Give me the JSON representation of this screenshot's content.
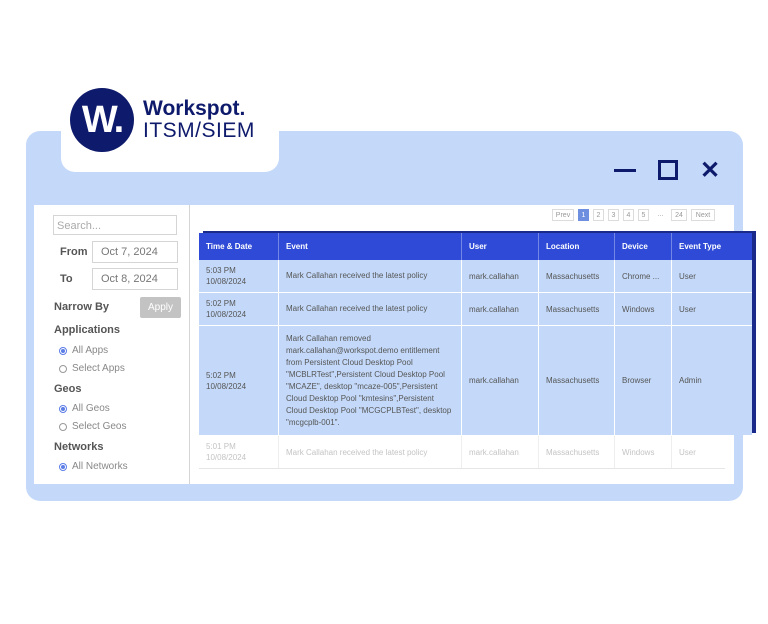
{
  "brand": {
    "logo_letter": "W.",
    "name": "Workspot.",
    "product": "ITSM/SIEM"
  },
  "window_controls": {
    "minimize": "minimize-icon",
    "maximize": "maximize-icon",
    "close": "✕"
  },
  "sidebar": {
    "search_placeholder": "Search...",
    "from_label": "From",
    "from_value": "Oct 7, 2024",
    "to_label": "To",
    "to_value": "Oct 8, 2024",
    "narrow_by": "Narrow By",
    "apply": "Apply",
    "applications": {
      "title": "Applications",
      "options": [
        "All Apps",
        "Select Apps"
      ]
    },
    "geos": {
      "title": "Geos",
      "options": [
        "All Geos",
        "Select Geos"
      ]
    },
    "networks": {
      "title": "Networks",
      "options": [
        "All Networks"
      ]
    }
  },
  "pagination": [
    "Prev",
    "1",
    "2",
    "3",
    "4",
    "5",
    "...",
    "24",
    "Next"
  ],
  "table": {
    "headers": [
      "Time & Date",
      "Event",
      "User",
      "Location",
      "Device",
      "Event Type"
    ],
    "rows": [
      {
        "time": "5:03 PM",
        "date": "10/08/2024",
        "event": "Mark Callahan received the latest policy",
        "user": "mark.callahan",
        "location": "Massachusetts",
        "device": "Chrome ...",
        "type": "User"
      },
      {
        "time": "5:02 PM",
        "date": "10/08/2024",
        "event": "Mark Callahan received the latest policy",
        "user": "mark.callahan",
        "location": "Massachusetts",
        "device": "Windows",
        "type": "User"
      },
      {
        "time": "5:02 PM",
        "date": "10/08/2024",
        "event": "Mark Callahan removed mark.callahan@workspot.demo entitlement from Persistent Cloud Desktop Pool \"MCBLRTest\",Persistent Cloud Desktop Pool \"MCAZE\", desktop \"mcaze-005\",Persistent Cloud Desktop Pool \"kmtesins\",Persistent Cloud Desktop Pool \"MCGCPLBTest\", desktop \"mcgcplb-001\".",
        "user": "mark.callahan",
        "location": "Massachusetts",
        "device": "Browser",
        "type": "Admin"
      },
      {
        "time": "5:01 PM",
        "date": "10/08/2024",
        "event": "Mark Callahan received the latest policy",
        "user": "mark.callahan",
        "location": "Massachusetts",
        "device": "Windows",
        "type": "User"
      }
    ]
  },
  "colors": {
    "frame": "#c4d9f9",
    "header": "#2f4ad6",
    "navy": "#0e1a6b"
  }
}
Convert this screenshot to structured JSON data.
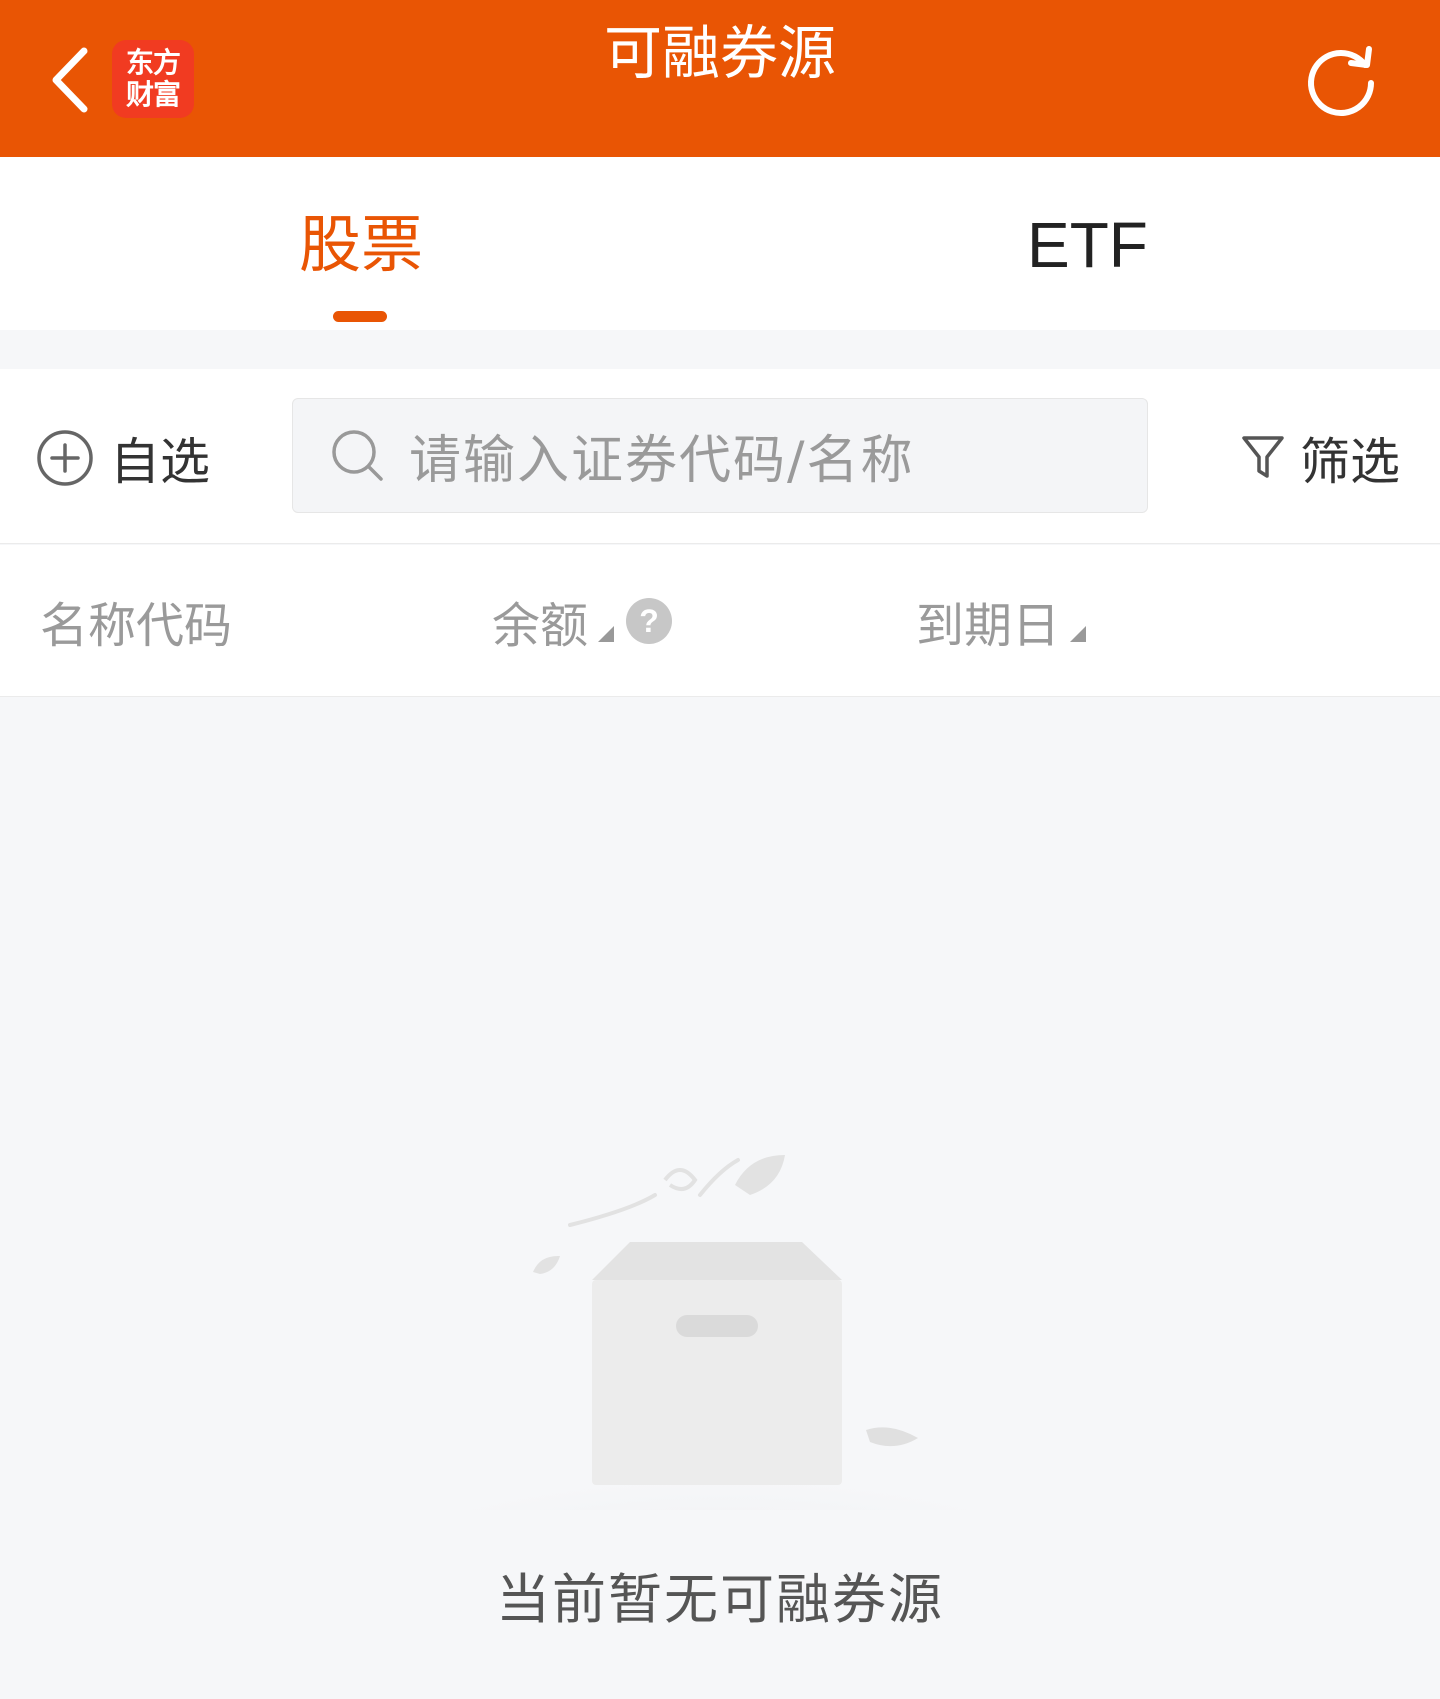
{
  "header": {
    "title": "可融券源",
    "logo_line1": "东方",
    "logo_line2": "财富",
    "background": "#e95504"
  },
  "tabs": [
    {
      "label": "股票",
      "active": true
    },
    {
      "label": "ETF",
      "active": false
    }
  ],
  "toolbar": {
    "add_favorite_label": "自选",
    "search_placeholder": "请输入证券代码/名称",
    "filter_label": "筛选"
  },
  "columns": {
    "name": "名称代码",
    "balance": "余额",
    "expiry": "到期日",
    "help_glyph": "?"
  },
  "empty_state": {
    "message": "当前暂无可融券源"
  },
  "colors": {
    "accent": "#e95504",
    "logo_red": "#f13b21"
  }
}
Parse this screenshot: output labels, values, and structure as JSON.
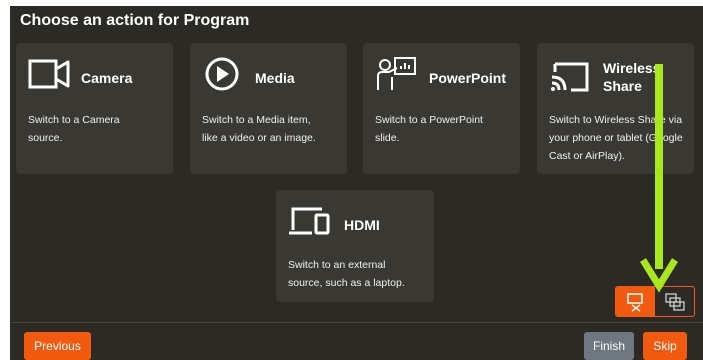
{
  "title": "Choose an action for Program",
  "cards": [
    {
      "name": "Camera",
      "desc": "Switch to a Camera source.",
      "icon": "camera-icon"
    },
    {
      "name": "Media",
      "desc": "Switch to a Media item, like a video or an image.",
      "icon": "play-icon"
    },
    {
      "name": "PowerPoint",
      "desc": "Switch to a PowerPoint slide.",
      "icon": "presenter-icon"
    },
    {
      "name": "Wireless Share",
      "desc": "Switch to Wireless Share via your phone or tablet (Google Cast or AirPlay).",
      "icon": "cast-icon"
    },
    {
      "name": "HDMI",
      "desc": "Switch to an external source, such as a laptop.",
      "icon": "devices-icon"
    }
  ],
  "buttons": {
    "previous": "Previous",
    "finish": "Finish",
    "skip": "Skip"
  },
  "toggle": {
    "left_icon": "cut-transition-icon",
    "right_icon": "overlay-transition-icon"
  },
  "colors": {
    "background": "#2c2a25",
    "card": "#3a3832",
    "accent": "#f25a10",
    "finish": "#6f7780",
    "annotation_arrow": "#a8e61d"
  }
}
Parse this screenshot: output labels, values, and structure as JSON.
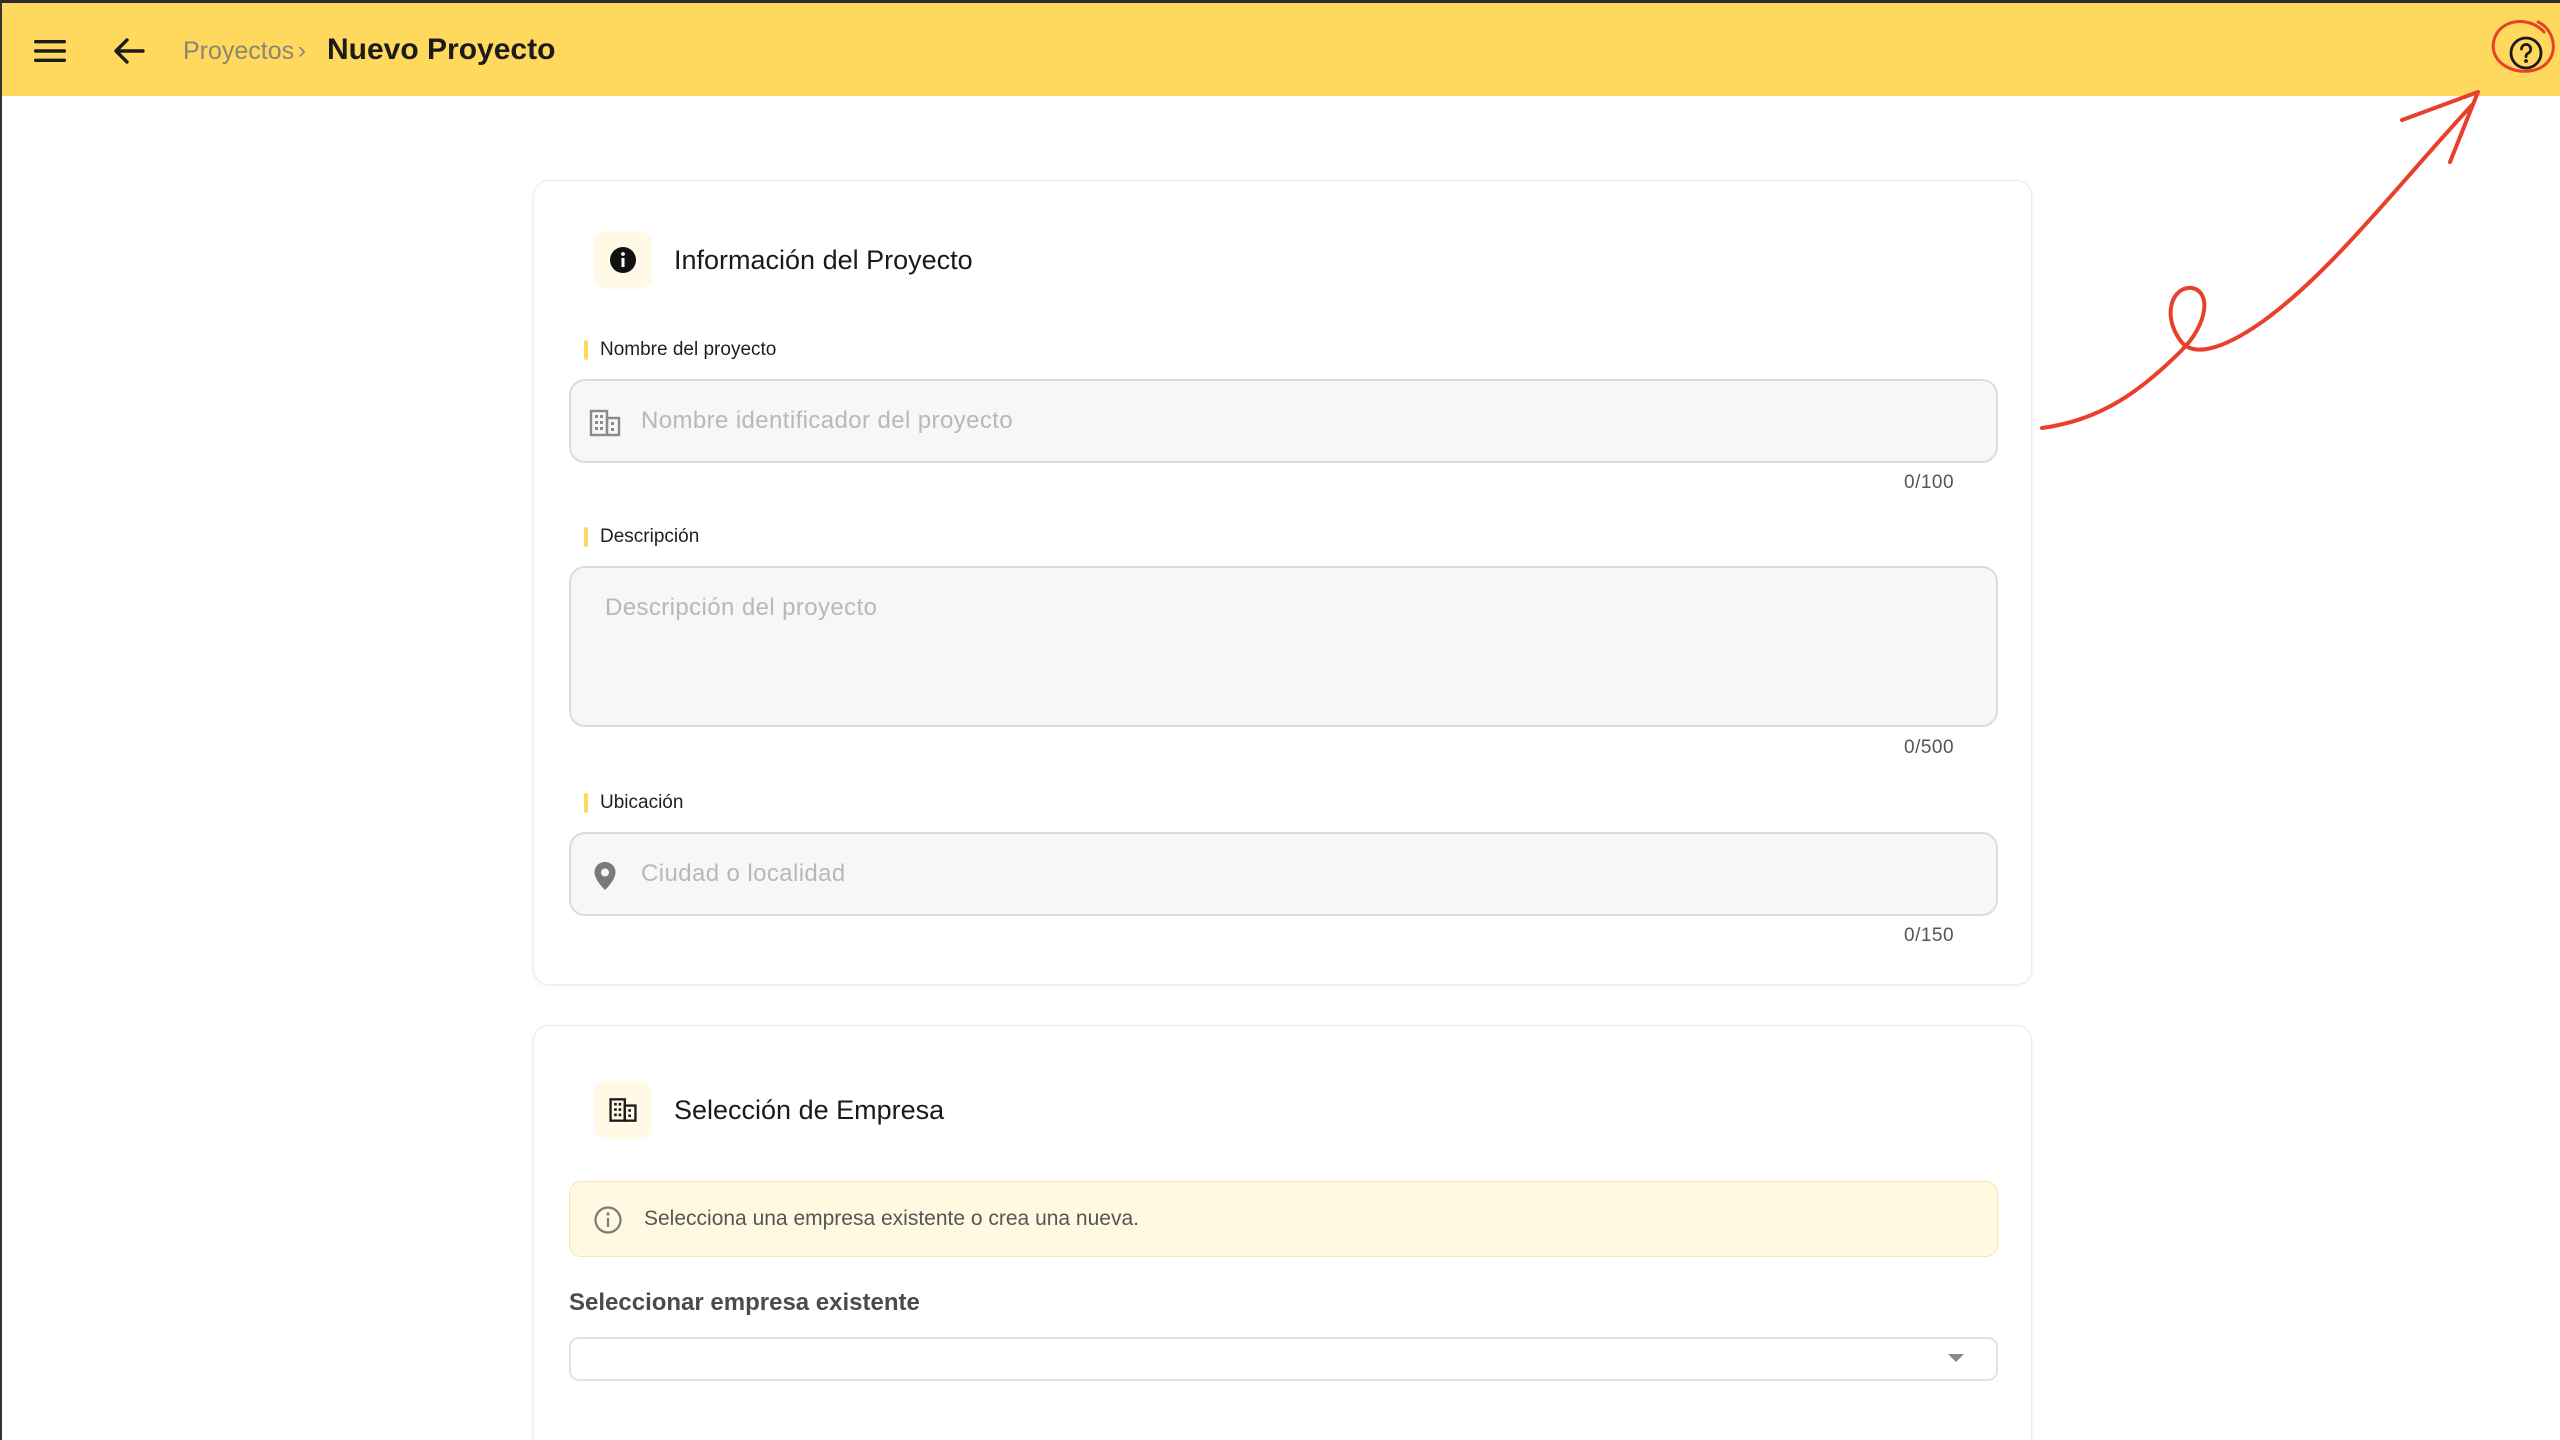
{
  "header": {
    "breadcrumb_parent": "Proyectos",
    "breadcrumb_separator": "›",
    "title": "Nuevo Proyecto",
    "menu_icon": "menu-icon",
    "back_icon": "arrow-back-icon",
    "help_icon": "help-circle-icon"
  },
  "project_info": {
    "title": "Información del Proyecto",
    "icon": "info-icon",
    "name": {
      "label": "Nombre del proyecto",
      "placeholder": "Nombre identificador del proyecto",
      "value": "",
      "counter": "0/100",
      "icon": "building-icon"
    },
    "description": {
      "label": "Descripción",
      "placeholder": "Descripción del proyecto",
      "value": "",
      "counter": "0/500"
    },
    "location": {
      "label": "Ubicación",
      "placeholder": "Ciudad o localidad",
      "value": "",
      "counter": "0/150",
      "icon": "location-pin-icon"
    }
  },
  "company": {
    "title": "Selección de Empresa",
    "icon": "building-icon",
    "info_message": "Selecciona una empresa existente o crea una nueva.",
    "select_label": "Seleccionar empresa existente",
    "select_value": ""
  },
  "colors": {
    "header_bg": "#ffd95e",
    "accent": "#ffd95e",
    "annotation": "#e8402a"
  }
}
--------------------
- **Work to complete**
Select every line above that contains the word "this", and copy it.

- **Exercise result**
Give me the JSON representation of this screenshot's content.
Convert this screenshot to structured JSON data.
Parse this screenshot: output labels, values, and structure as JSON.
Parse this screenshot: output labels, values, and structure as JSON.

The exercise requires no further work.